Identify each line in the records below that contains the word "mtime", and copy it.

Collected data entries:
+ + + + +

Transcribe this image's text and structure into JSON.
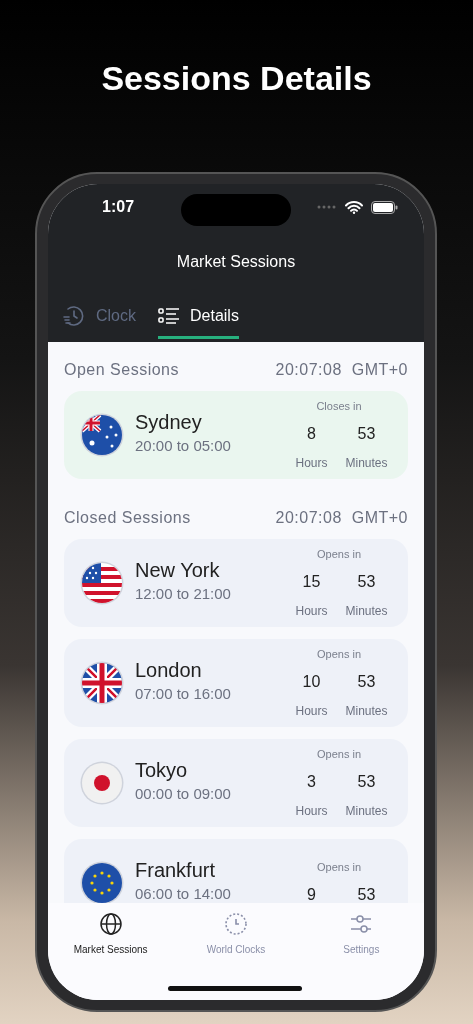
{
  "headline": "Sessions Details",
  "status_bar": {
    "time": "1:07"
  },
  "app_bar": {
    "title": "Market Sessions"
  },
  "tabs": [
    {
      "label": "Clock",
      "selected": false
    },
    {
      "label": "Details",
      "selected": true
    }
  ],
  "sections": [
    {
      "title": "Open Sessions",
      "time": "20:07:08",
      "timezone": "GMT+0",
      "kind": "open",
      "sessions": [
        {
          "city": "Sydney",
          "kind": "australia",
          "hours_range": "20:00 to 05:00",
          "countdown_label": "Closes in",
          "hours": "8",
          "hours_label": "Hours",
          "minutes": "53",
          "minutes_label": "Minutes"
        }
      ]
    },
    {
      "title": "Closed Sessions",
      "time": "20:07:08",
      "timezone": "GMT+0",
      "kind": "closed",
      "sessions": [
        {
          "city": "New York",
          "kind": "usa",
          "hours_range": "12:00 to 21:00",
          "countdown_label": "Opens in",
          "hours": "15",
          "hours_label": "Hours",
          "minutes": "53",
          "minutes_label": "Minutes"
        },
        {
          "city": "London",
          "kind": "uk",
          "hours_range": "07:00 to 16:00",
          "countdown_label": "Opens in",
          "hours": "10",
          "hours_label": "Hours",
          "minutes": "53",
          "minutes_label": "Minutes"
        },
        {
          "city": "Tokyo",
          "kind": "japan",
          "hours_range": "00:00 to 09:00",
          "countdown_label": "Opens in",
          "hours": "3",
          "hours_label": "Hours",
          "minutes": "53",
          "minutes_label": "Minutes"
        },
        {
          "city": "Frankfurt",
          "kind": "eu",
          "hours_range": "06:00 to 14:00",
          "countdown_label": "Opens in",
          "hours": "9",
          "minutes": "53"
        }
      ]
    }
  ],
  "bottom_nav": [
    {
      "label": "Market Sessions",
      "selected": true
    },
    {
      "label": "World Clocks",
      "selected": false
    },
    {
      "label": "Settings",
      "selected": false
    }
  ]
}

+ + + + +

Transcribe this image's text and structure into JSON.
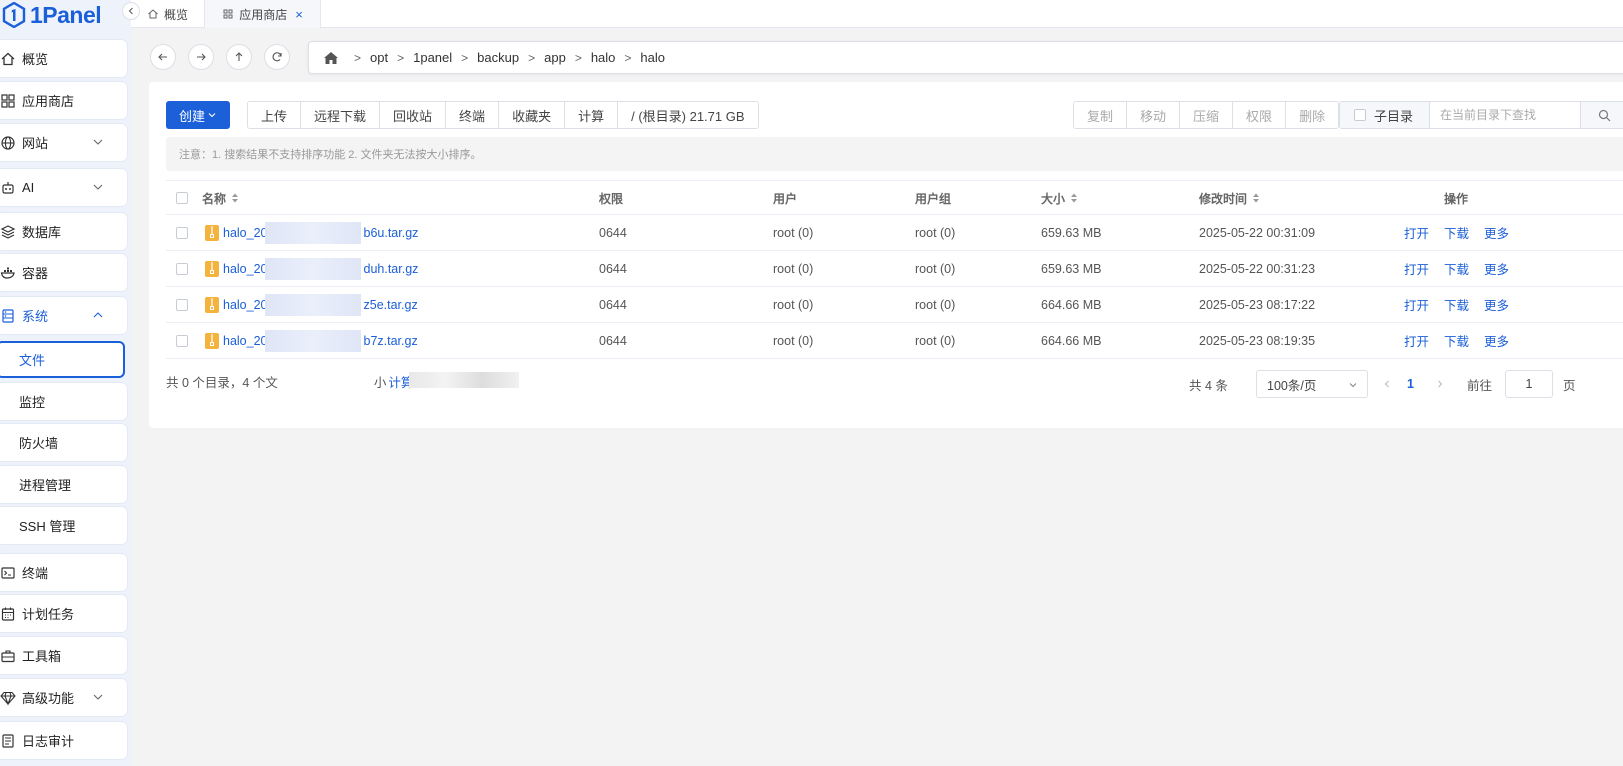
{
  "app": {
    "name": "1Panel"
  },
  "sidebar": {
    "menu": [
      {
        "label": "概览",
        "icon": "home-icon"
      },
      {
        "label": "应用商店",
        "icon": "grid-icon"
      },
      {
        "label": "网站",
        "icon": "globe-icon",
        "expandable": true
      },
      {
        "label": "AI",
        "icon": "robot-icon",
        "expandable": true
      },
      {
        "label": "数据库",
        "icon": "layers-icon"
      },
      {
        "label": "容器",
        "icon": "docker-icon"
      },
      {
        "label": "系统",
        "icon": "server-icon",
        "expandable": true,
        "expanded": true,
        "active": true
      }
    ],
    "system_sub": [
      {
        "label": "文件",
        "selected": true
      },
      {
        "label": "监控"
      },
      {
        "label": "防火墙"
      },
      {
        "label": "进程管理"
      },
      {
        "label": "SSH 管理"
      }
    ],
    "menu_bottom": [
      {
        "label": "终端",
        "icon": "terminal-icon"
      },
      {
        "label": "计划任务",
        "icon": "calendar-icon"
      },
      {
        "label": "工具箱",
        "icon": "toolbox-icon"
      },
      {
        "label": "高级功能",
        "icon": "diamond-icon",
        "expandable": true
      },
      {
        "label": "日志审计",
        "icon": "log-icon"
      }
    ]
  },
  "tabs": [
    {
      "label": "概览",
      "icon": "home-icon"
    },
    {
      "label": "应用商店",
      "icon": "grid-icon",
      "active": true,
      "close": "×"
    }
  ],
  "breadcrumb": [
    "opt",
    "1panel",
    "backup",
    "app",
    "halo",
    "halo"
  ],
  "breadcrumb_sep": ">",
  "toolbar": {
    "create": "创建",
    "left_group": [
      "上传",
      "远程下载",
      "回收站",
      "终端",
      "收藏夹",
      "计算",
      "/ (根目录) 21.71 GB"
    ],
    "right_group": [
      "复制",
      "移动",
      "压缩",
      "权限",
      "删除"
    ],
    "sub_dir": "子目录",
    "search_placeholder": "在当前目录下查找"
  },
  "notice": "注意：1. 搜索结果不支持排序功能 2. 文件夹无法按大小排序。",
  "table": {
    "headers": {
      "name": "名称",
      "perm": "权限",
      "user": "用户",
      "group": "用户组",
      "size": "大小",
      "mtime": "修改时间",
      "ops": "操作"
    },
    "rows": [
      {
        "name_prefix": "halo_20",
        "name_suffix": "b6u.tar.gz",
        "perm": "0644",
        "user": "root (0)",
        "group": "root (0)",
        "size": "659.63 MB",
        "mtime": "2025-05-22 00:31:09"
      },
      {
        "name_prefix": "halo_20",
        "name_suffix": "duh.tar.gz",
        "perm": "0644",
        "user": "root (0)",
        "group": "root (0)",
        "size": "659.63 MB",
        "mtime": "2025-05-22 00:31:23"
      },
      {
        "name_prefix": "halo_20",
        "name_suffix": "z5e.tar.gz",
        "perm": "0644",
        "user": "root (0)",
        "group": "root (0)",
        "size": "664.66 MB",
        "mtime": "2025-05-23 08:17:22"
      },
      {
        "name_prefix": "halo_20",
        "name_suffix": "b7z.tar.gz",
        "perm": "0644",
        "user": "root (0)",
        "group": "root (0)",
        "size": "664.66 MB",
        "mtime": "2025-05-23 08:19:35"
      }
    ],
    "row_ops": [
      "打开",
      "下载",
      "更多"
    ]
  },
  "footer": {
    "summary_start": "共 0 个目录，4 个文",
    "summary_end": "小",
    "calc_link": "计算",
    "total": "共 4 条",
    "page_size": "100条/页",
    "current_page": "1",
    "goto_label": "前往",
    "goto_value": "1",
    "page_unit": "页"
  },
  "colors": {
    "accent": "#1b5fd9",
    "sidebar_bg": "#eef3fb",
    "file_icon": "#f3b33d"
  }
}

+ + + + +

Reply
      "mtime": "修改时间",
        "mtime": "2025-05-22 00:31:09"
        "mtime": "2025-05-22 00:31:23"
        "mtime": "2025-05-23 08:17:22"
        "mtime": "2025-05-23 08:19:35"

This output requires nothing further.